■ **Study questions**
**1.** Translate this sentence from the article about the Newport Harbor dance show into Spanish: "The two-hour concert showcases 23 routines, including three solos and seven student-choreographed pieces."
**2.** Write the next few paragraphs of the article about the ArreiS 2013 dance show, beginning right after its final sentence.

■ **Supplied passage**
⁂
Teens polish their moves

ArreiS 2013 offers Newport Harbor students a chance to show their many talents on the dance floor.

March 21, 2013|By Rhea Mahbubani
  • Molly Manser, left, and Morgan Thomson perform "Maddy's Dance," a tribute to Maddy Boutelle, who died last year. Manser is Boutelle's cousin.
Molly Manser, left, and Morgan Thomson perform "Maddy's… (Courtesy Cristina…)

From jazz to musical theater and hip-hop to contemporary, it's all fair game at Newport Harbor High School's "ArreiS 2013."

The show, a potpourri of beginning and intermediate dancers and members of the junior varsity and varsity dance teams, runs until Saturday, spotlighting 133 students from freshman to seniors. A few football players and athletes also signed up for the troupe, which otherwise stars mostly girls.

The two-hour concert showcases 23 routines, including three solos and seven student-choreographed pieces.
⁂
■ **Entries shown**
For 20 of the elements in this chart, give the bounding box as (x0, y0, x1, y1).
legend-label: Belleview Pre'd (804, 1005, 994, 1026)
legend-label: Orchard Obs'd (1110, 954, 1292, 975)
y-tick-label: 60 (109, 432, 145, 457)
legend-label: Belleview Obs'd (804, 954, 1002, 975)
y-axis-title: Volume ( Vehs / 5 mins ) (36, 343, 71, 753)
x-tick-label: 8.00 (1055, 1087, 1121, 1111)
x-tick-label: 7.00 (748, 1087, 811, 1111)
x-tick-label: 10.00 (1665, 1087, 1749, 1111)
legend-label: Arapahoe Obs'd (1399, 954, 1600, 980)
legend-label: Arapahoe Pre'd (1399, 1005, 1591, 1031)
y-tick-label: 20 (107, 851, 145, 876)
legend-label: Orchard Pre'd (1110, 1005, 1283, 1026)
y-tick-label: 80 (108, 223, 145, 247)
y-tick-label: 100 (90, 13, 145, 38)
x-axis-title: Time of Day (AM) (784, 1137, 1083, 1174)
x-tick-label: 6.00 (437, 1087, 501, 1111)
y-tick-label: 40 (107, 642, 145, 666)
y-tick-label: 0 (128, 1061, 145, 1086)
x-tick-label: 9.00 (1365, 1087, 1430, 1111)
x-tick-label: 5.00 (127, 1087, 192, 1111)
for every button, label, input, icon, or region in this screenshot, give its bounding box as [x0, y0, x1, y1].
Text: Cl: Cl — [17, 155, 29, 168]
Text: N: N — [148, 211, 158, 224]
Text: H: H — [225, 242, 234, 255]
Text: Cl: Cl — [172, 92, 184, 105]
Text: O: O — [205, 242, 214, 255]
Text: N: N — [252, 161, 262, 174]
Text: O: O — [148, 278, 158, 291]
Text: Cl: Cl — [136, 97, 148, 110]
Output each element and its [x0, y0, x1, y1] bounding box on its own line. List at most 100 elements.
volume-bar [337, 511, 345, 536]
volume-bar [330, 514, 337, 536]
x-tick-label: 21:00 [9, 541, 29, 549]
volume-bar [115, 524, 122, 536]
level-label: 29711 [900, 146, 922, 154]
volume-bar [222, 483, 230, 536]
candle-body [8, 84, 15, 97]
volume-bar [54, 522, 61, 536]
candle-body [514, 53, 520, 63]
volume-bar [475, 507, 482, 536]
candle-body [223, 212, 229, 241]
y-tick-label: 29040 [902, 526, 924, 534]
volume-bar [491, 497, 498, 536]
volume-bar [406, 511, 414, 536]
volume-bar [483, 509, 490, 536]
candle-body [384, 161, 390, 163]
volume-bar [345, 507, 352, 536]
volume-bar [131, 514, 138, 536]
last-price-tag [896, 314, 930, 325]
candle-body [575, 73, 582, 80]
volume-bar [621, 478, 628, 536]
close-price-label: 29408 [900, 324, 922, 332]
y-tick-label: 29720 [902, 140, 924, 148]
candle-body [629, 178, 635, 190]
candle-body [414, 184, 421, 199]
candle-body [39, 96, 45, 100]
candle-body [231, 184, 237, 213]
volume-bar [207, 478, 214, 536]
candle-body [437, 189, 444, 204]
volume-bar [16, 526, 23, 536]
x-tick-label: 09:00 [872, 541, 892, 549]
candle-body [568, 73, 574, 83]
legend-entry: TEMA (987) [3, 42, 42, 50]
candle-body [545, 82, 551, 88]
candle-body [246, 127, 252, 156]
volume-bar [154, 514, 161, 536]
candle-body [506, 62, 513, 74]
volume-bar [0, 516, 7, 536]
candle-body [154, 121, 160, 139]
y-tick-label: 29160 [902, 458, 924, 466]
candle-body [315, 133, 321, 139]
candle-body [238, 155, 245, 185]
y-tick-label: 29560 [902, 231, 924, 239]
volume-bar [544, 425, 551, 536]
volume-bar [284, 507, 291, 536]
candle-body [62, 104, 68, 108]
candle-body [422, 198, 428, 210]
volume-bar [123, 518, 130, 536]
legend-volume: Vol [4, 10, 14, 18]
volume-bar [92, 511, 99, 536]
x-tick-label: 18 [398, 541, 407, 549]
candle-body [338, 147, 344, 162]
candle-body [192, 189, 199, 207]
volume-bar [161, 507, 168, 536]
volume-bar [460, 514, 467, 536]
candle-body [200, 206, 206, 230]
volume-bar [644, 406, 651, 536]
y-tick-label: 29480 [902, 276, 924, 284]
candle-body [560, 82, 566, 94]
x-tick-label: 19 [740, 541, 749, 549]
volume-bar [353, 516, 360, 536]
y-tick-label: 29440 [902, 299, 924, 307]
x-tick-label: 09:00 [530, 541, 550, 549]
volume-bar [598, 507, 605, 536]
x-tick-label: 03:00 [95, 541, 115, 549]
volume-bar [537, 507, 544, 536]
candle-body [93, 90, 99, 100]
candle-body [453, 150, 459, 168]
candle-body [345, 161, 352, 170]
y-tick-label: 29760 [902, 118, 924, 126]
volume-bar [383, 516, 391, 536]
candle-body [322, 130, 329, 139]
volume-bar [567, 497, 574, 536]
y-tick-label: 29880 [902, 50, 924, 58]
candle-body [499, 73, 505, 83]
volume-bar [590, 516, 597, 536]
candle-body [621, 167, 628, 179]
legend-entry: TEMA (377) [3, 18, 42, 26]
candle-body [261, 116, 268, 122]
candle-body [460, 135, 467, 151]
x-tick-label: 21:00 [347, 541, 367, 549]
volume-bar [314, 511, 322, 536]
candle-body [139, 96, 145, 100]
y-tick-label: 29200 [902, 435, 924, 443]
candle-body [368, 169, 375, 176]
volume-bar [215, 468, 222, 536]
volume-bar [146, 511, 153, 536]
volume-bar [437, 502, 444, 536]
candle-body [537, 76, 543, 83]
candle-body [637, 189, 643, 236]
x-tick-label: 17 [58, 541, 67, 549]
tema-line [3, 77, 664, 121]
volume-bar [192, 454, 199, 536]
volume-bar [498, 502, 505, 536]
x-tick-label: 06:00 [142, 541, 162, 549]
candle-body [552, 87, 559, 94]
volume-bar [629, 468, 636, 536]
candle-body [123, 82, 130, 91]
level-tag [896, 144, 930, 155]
⁂
■ **Results by task**
**1.** El concierto de dos horas presenta 23 rutinas, entre ellas tres solos y siete piezas coreografiadas por estudiantes.

**2.**
Dance Team captain Kelsey Long created a solo routine labeled "All or Nothing," plus a group number called "Flock" — both fusions of jazz and contemporary.

"I love being able to express myself without words and being able to perform for people and bringing smiles to their faces," said Long, 18, of Newport Beach.

Overjoyed to share the stage with her best friends, Long, a dancing enthusiast since she was 3, said the dance team has served as a venue for several of her closest relationships, drawing together a dynamic mix.


Watching dancers like Long grow, whether in technique or ability, has been the most rewarding part of Julie Simmons' week.

As the school's dance director, Simmons oversees the annual production, for which students start rehearsing in September.

"It's an entertaining show with a lot of energy, videos that depict what life is like for our dancers off-stage, and diversity in choreography," Simmons said. "It's very fast moving — there aren't many pauses between one dance and the next."

Simmons and her daughter, Tara Olson, became associated with Harbor High in 1999, as the dance program was on the verge of going under. The 55-year-old Newport Beach resident recognized that dancers who had been training and competing their entire childhoods, like Olson, needed an art outlet even at school.

She revamped the program, infusing it with life, providing what is now like "a sport for these kids," she said.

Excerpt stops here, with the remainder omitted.